Task.
Swap every "firefox-icon" in the rows below for "browser-icon" and change nothing else. Leave the pictures out of your answer.

Dataset excerpts.

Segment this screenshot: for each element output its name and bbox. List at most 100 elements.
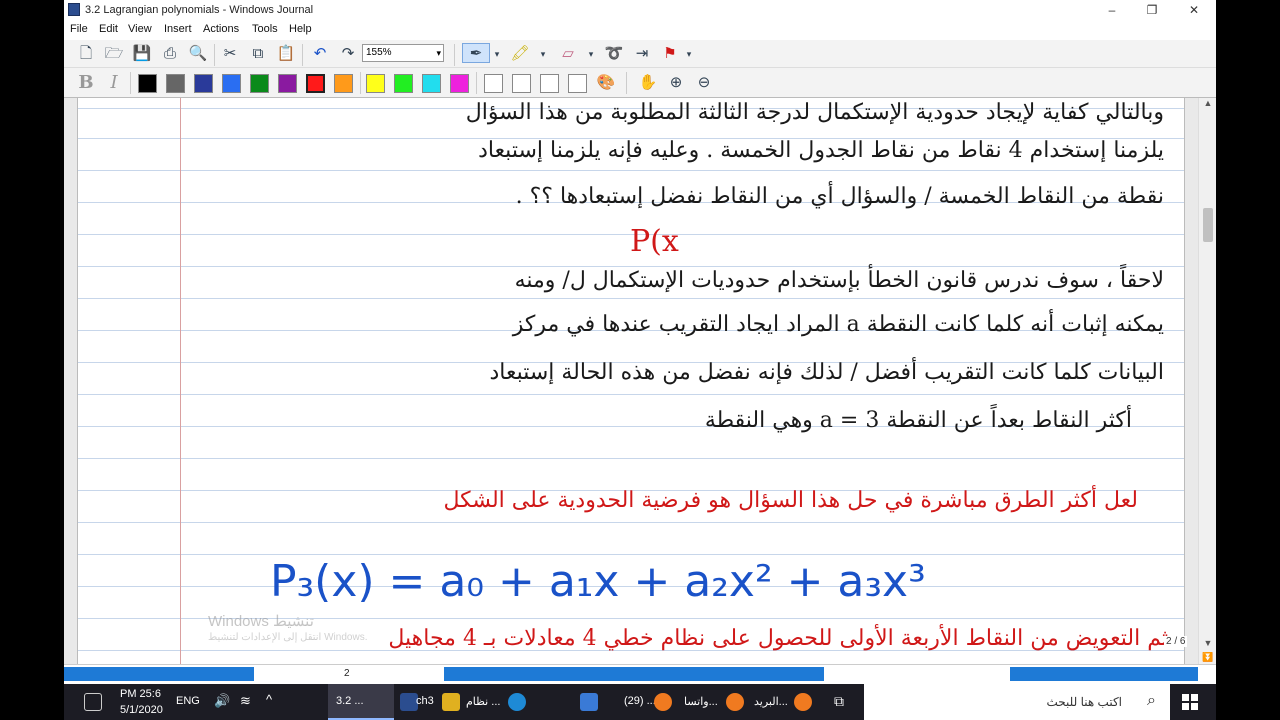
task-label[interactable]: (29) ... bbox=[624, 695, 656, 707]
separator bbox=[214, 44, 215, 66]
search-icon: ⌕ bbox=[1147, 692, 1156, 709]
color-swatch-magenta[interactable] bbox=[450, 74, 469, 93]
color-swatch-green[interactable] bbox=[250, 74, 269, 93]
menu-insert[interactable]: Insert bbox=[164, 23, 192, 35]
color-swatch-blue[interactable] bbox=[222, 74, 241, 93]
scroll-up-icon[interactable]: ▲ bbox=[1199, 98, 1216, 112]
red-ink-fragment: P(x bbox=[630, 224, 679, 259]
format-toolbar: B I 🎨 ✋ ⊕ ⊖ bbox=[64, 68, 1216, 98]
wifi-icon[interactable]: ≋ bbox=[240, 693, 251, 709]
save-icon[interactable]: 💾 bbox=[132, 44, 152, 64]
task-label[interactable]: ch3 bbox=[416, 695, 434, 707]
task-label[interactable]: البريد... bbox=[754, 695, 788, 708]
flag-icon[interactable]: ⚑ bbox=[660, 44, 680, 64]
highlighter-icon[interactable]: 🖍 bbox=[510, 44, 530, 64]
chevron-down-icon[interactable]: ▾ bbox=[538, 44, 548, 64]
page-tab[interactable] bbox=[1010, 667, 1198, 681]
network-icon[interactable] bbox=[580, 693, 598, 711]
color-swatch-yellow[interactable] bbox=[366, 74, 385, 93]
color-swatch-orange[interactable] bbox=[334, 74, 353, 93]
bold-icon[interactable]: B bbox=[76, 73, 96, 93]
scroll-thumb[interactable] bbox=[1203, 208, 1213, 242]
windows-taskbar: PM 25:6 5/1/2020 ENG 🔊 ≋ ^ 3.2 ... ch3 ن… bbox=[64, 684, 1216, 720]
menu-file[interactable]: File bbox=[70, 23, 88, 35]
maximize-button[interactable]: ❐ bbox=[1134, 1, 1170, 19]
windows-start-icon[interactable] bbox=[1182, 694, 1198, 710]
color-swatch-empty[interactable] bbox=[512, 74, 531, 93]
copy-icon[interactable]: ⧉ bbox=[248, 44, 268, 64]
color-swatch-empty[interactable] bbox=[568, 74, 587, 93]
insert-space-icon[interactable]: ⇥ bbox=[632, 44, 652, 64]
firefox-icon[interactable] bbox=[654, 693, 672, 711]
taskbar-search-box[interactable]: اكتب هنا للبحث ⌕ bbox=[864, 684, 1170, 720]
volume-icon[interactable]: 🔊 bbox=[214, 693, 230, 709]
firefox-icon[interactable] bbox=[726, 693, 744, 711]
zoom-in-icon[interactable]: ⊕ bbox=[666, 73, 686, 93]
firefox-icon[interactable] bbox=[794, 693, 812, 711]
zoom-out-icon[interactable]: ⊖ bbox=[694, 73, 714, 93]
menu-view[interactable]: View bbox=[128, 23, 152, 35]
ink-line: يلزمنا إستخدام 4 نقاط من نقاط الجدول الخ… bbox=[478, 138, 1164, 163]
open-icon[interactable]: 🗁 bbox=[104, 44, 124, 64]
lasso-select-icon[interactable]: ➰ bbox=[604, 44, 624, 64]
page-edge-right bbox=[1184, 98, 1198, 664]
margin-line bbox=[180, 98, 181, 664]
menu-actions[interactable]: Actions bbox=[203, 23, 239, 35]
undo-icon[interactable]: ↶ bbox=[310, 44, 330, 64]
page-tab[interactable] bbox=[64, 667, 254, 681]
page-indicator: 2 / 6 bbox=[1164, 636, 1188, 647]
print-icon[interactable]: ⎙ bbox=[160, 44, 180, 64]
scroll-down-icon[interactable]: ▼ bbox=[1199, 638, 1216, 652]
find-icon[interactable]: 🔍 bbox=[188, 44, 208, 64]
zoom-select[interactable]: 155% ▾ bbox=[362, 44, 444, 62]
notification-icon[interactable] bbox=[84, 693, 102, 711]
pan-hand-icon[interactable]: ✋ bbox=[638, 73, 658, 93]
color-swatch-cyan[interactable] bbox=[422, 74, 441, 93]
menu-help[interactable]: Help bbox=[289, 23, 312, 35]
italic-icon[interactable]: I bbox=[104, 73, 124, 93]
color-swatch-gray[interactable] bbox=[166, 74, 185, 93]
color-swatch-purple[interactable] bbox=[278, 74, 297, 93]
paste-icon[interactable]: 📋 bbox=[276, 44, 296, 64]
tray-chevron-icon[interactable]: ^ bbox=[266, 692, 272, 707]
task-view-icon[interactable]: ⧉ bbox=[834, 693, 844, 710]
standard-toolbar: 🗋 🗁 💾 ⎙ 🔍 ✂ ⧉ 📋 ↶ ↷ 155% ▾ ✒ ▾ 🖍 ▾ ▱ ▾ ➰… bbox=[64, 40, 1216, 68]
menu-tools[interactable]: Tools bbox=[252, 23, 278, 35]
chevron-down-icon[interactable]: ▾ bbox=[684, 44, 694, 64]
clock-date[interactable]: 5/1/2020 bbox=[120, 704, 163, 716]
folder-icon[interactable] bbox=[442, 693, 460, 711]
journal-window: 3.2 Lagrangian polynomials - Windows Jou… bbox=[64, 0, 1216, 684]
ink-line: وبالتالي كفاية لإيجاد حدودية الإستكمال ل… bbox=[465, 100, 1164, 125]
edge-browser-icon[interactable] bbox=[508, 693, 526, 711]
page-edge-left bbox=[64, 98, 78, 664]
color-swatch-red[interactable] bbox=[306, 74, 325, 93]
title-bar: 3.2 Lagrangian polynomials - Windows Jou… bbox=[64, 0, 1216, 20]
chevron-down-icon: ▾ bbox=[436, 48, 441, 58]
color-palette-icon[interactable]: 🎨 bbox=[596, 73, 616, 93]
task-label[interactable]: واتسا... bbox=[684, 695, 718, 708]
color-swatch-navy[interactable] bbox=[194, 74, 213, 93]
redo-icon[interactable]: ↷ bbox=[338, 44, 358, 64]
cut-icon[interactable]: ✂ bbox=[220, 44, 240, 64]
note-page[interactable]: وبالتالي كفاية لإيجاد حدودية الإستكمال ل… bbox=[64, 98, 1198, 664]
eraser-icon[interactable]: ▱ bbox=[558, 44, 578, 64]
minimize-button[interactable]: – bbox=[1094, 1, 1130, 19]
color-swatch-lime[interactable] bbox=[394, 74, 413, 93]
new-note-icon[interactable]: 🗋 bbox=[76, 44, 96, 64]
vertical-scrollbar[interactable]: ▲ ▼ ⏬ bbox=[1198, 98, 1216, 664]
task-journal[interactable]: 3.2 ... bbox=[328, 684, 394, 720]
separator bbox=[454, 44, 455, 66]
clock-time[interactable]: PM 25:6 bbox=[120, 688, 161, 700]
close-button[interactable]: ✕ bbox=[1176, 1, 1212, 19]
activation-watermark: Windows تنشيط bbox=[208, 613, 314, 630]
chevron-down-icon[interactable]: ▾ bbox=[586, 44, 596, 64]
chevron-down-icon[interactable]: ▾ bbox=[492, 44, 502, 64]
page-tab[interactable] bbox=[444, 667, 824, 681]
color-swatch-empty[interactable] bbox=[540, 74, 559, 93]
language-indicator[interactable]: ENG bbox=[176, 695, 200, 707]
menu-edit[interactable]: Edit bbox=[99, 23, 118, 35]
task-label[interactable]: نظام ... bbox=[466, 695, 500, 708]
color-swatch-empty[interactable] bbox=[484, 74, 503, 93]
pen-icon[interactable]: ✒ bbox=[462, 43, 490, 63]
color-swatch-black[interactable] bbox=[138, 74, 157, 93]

Task output.
Segment this screenshot: for each element output its name and bbox. List at most 100 elements.
task-label[interactable]: (29) ... bbox=[624, 695, 656, 707]
separator bbox=[214, 44, 215, 66]
search-icon: ⌕ bbox=[1147, 692, 1156, 709]
color-swatch-magenta[interactable] bbox=[450, 74, 469, 93]
color-swatch-green[interactable] bbox=[250, 74, 269, 93]
menu-insert[interactable]: Insert bbox=[164, 23, 192, 35]
color-swatch-blue[interactable] bbox=[222, 74, 241, 93]
scroll-up-icon[interactable]: ▲ bbox=[1199, 98, 1216, 112]
red-ink-fragment: P(x bbox=[630, 224, 679, 259]
format-toolbar: B I 🎨 ✋ ⊕ ⊖ bbox=[64, 68, 1216, 98]
wifi-icon[interactable]: ≋ bbox=[240, 693, 251, 709]
save-icon[interactable]: 💾 bbox=[132, 44, 152, 64]
task-label[interactable]: ch3 bbox=[416, 695, 434, 707]
task-label[interactable]: البريد... bbox=[754, 695, 788, 708]
flag-icon[interactable]: ⚑ bbox=[660, 44, 680, 64]
highlighter-icon[interactable]: 🖍 bbox=[510, 44, 530, 64]
chevron-down-icon[interactable]: ▾ bbox=[538, 44, 548, 64]
page-tab[interactable] bbox=[1010, 667, 1198, 681]
network-icon[interactable] bbox=[580, 693, 598, 711]
color-swatch-yellow[interactable] bbox=[366, 74, 385, 93]
color-swatch-orange[interactable] bbox=[334, 74, 353, 93]
bold-icon[interactable]: B bbox=[76, 73, 96, 93]
scroll-thumb[interactable] bbox=[1203, 208, 1213, 242]
windows-taskbar: PM 25:6 5/1/2020 ENG 🔊 ≋ ^ 3.2 ... ch3 ن… bbox=[64, 684, 1216, 720]
menu-file[interactable]: File bbox=[70, 23, 88, 35]
maximize-button[interactable]: ❐ bbox=[1134, 1, 1170, 19]
windows-start-icon[interactable] bbox=[1182, 694, 1198, 710]
color-swatch-empty[interactable] bbox=[512, 74, 531, 93]
copy-icon[interactable]: ⧉ bbox=[248, 44, 268, 64]
color-swatch-empty[interactable] bbox=[568, 74, 587, 93]
insert-space-icon[interactable]: ⇥ bbox=[632, 44, 652, 64]
browser-icon[interactable] bbox=[654, 693, 672, 711]
taskbar-search-box[interactable]: اكتب هنا للبحث ⌕ bbox=[864, 684, 1170, 720]
volume-icon[interactable]: 🔊 bbox=[214, 693, 230, 709]
browser-icon[interactable] bbox=[726, 693, 744, 711]
zoom-in-icon[interactable]: ⊕ bbox=[666, 73, 686, 93]
browser-icon[interactable] bbox=[794, 693, 812, 711]
zoom-out-icon[interactable]: ⊖ bbox=[694, 73, 714, 93]
menu-view[interactable]: View bbox=[128, 23, 152, 35]
ink-line: يلزمنا إستخدام 4 نقاط من نقاط الجدول الخ… bbox=[478, 138, 1164, 163]
open-icon[interactable]: 🗁 bbox=[104, 44, 124, 64]
lasso-select-icon[interactable]: ➰ bbox=[604, 44, 624, 64]
page-edge-right bbox=[1184, 98, 1198, 664]
margin-line bbox=[180, 98, 181, 664]
menu-actions[interactable]: Actions bbox=[203, 23, 239, 35]
undo-icon[interactable]: ↶ bbox=[310, 44, 330, 64]
page-tab[interactable] bbox=[64, 667, 254, 681]
page-indicator: 2 / 6 bbox=[1164, 636, 1188, 647]
print-icon[interactable]: ⎙ bbox=[160, 44, 180, 64]
scroll-down-icon[interactable]: ▼ bbox=[1199, 638, 1216, 652]
find-icon[interactable]: 🔍 bbox=[188, 44, 208, 64]
zoom-select[interactable]: 155% ▾ bbox=[362, 44, 444, 62]
notification-icon[interactable] bbox=[84, 693, 102, 711]
pan-hand-icon[interactable]: ✋ bbox=[638, 73, 658, 93]
color-swatch-cyan[interactable] bbox=[422, 74, 441, 93]
menu-help[interactable]: Help bbox=[289, 23, 312, 35]
italic-icon[interactable]: I bbox=[104, 73, 124, 93]
color-swatch-gray[interactable] bbox=[166, 74, 185, 93]
color-swatch-purple[interactable] bbox=[278, 74, 297, 93]
paste-icon[interactable]: 📋 bbox=[276, 44, 296, 64]
tray-chevron-icon[interactable]: ^ bbox=[266, 692, 272, 707]
task-view-icon[interactable]: ⧉ bbox=[834, 693, 844, 710]
standard-toolbar: 🗋 🗁 💾 ⎙ 🔍 ✂ ⧉ 📋 ↶ ↷ 155% ▾ ✒ ▾ 🖍 ▾ ▱ ▾ ➰… bbox=[64, 40, 1216, 68]
menu-tools[interactable]: Tools bbox=[252, 23, 278, 35]
chevron-down-icon[interactable]: ▾ bbox=[684, 44, 694, 64]
clock-date[interactable]: 5/1/2020 bbox=[120, 704, 163, 716]
folder-icon[interactable] bbox=[442, 693, 460, 711]
journal-window: 3.2 Lagrangian polynomials - Windows Jou… bbox=[64, 0, 1216, 684]
ink-line: وبالتالي كفاية لإيجاد حدودية الإستكمال ل… bbox=[465, 100, 1164, 125]
edge-browser-icon[interactable] bbox=[508, 693, 526, 711]
page-edge-left bbox=[64, 98, 78, 664]
color-swatch-red[interactable] bbox=[306, 74, 325, 93]
title-bar: 3.2 Lagrangian polynomials - Windows Jou… bbox=[64, 0, 1216, 20]
chevron-down-icon: ▾ bbox=[436, 48, 441, 58]
color-palette-icon[interactable]: 🎨 bbox=[596, 73, 616, 93]
task-label[interactable]: واتسا... bbox=[684, 695, 718, 708]
color-swatch-navy[interactable] bbox=[194, 74, 213, 93]
redo-icon[interactable]: ↷ bbox=[338, 44, 358, 64]
cut-icon[interactable]: ✂ bbox=[220, 44, 240, 64]
note-page[interactable]: وبالتالي كفاية لإيجاد حدودية الإستكمال ل… bbox=[64, 98, 1198, 664]
eraser-icon[interactable]: ▱ bbox=[558, 44, 578, 64]
minimize-button[interactable]: – bbox=[1094, 1, 1130, 19]
color-swatch-lime[interactable] bbox=[394, 74, 413, 93]
new-note-icon[interactable]: 🗋 bbox=[76, 44, 96, 64]
vertical-scrollbar[interactable]: ▲ ▼ ⏬ bbox=[1198, 98, 1216, 664]
task-journal[interactable]: 3.2 ... bbox=[328, 684, 394, 720]
separator bbox=[454, 44, 455, 66]
clock-time[interactable]: PM 25:6 bbox=[120, 688, 161, 700]
close-button[interactable]: ✕ bbox=[1176, 1, 1212, 19]
activation-watermark: Windows تنشيط bbox=[208, 613, 314, 630]
chevron-down-icon[interactable]: ▾ bbox=[586, 44, 596, 64]
chevron-down-icon[interactable]: ▾ bbox=[492, 44, 502, 64]
page-tab[interactable] bbox=[444, 667, 824, 681]
color-swatch-empty[interactable] bbox=[540, 74, 559, 93]
language-indicator[interactable]: ENG bbox=[176, 695, 200, 707]
menu-edit[interactable]: Edit bbox=[99, 23, 118, 35]
task-label[interactable]: نظام ... bbox=[466, 695, 500, 708]
color-swatch-empty[interactable] bbox=[484, 74, 503, 93]
pen-icon[interactable]: ✒ bbox=[462, 43, 490, 63]
color-swatch-black[interactable] bbox=[138, 74, 157, 93]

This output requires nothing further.